>> Start DATA SHOWN
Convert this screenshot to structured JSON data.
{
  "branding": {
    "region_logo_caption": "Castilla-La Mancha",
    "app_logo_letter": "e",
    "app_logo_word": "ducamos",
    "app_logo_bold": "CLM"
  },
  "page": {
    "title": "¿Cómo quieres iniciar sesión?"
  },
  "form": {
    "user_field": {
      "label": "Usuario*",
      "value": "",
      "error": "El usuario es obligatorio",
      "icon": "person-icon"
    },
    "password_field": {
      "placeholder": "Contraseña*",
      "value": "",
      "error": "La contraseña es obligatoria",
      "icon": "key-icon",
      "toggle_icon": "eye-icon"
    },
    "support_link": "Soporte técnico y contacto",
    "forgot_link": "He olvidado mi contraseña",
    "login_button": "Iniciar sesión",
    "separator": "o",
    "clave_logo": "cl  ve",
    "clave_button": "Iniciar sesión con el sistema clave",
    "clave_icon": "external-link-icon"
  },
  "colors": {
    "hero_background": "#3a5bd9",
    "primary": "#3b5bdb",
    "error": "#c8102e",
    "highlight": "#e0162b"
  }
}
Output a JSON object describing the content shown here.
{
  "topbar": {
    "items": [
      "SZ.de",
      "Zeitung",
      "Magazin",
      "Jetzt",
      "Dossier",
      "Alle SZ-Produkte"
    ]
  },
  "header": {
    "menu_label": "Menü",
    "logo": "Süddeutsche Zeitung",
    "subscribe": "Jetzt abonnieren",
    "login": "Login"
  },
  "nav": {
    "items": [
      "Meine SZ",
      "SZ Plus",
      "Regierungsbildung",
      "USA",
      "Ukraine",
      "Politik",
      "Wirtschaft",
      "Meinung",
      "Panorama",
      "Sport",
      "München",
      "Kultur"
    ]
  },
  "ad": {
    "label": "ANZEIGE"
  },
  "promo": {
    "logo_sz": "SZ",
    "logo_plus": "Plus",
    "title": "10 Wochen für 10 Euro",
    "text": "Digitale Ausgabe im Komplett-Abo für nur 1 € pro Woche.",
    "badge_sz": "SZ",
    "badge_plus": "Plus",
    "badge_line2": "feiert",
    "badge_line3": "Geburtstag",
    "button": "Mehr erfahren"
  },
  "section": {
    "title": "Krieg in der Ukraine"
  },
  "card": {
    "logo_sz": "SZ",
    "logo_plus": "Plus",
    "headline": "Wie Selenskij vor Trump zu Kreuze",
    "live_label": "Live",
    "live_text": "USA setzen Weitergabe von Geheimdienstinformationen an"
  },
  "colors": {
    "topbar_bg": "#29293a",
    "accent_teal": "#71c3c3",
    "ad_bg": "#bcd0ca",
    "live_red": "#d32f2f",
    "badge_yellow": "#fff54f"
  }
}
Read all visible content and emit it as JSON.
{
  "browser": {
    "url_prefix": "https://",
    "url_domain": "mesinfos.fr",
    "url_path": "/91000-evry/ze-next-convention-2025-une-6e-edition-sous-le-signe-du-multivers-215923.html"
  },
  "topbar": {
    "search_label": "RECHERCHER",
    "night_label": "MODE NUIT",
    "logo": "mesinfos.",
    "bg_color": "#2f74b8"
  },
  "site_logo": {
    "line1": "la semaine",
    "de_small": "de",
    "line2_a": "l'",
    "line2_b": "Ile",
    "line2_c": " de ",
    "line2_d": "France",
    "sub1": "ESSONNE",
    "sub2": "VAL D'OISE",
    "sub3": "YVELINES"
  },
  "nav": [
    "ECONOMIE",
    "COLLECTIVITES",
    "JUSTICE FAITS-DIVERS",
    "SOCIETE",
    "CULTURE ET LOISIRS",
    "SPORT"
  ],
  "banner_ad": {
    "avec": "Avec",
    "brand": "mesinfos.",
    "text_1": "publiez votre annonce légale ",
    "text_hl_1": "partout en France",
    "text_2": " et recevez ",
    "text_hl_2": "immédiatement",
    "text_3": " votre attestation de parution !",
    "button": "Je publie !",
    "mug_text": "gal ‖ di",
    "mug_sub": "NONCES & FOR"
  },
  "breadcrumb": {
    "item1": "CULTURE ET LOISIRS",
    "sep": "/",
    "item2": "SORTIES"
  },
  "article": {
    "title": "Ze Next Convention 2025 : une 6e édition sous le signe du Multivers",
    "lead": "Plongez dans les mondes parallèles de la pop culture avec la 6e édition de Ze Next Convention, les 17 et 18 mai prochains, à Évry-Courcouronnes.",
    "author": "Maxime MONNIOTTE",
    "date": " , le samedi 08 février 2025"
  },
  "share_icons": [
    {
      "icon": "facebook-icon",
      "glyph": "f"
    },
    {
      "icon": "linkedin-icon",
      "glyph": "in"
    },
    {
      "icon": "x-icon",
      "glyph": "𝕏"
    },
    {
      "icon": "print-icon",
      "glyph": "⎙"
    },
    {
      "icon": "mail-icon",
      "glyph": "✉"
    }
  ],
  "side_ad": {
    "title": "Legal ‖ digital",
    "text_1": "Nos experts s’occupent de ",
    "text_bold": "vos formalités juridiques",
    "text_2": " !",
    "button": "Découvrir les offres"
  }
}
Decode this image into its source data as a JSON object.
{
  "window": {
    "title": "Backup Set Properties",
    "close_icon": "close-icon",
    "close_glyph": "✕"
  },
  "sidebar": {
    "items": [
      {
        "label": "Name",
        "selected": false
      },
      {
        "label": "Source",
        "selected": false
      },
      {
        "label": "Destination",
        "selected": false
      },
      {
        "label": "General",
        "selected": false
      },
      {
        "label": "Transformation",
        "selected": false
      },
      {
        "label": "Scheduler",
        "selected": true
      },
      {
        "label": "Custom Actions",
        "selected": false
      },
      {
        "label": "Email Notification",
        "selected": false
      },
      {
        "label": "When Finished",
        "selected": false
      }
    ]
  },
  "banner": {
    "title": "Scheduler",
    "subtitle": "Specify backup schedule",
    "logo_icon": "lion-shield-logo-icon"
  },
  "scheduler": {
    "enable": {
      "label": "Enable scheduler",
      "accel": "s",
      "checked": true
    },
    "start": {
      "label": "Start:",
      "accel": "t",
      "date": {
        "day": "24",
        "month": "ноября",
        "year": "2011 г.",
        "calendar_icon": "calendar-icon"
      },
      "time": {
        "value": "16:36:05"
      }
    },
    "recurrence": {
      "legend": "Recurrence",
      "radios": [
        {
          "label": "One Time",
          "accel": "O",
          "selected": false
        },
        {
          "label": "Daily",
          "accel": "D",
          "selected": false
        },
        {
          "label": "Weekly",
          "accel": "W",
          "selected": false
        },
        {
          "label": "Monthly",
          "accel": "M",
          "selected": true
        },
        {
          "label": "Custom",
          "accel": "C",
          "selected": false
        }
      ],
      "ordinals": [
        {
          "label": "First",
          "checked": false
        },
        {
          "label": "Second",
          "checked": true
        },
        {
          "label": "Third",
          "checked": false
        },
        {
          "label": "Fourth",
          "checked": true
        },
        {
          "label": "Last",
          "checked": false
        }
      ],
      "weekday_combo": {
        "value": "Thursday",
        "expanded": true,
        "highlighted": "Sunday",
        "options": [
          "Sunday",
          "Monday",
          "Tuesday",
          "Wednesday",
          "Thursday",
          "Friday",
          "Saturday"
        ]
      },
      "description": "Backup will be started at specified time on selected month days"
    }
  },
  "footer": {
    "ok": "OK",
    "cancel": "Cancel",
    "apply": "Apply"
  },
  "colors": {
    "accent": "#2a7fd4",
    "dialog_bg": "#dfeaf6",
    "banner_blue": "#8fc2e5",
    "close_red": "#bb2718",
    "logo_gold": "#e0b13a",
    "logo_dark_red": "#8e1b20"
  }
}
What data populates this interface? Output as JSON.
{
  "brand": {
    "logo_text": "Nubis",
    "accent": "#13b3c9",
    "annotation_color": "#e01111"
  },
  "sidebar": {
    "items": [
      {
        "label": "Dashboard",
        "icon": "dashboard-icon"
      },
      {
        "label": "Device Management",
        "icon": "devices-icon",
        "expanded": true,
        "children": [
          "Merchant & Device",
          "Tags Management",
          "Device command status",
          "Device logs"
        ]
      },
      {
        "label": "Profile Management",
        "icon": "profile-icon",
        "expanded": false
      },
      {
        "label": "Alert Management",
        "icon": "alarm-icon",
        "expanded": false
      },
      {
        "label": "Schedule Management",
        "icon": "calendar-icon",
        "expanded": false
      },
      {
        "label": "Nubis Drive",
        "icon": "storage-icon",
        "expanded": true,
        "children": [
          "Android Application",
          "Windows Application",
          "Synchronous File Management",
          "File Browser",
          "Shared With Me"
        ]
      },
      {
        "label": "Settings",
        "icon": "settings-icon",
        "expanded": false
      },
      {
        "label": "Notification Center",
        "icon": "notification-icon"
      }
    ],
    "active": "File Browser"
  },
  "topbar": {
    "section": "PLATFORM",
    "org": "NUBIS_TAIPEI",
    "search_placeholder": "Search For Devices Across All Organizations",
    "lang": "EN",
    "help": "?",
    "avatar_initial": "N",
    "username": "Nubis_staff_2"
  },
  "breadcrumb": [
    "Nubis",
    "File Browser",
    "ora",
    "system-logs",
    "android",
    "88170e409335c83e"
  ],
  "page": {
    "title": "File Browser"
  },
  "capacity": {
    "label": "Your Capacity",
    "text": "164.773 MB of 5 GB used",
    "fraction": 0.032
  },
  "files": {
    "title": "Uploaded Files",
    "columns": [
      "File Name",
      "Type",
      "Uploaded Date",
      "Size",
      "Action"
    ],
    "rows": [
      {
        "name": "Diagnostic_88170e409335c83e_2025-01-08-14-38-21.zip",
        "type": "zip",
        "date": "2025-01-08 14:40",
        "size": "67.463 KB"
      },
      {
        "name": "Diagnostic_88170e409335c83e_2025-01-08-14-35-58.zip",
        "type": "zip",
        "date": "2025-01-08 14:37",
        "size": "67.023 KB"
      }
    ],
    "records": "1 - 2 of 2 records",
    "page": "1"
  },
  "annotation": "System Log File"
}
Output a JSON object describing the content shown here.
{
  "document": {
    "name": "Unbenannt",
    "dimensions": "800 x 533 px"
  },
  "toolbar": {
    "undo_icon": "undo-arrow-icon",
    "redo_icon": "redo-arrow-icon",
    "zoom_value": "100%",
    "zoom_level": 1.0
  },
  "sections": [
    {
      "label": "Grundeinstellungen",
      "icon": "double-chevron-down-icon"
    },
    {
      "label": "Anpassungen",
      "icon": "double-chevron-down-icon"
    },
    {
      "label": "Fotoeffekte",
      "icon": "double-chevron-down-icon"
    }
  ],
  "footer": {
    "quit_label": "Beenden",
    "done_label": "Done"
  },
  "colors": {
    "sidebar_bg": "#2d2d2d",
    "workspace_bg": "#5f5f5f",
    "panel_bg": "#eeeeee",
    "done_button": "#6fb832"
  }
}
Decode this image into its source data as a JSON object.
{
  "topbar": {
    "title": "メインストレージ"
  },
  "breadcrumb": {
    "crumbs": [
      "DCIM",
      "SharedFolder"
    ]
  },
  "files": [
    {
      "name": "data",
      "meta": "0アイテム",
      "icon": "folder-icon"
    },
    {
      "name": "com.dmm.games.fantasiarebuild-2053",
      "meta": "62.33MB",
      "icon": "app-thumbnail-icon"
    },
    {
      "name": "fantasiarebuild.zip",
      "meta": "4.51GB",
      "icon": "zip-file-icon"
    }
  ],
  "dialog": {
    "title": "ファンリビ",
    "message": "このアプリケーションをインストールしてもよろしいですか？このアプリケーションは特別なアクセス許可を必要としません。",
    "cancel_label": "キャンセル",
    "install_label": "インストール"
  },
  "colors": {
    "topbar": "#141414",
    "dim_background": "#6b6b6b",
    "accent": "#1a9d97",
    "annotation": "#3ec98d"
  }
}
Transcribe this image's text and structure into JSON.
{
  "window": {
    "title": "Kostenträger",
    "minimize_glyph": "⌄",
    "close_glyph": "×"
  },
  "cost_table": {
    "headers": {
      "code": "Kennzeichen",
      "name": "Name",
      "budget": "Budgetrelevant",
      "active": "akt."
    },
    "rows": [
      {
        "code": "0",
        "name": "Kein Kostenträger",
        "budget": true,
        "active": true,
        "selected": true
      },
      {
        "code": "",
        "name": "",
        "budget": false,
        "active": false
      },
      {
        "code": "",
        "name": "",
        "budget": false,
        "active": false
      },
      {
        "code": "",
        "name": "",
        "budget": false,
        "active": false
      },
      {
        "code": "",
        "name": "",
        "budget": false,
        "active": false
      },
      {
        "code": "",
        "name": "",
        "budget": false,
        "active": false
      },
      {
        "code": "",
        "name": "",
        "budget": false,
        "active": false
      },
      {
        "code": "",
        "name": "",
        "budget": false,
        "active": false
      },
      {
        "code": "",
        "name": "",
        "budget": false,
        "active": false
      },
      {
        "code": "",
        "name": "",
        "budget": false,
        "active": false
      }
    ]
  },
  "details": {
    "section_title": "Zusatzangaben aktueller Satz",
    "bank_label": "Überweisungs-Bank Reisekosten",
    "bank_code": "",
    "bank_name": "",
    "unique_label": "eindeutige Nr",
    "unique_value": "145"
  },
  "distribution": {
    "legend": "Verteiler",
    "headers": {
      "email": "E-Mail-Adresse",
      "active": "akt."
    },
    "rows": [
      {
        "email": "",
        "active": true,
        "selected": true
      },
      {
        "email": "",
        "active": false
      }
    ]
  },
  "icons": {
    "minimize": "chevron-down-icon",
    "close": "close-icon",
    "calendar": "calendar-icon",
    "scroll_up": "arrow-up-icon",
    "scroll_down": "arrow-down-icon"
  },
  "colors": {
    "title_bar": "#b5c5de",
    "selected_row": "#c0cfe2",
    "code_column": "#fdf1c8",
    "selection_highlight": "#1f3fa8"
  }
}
>> End DATA SHOWN
* _WRITTEN REQUEST_
Collect every line with the string "sesión" from the records, and copy each.

* _WRITTEN ANSWER_
    "title": "¿Cómo quieres iniciar sesión?"
    "login_button": "Iniciar sesión",
    "clave_button": "Iniciar sesión con el sistema clave",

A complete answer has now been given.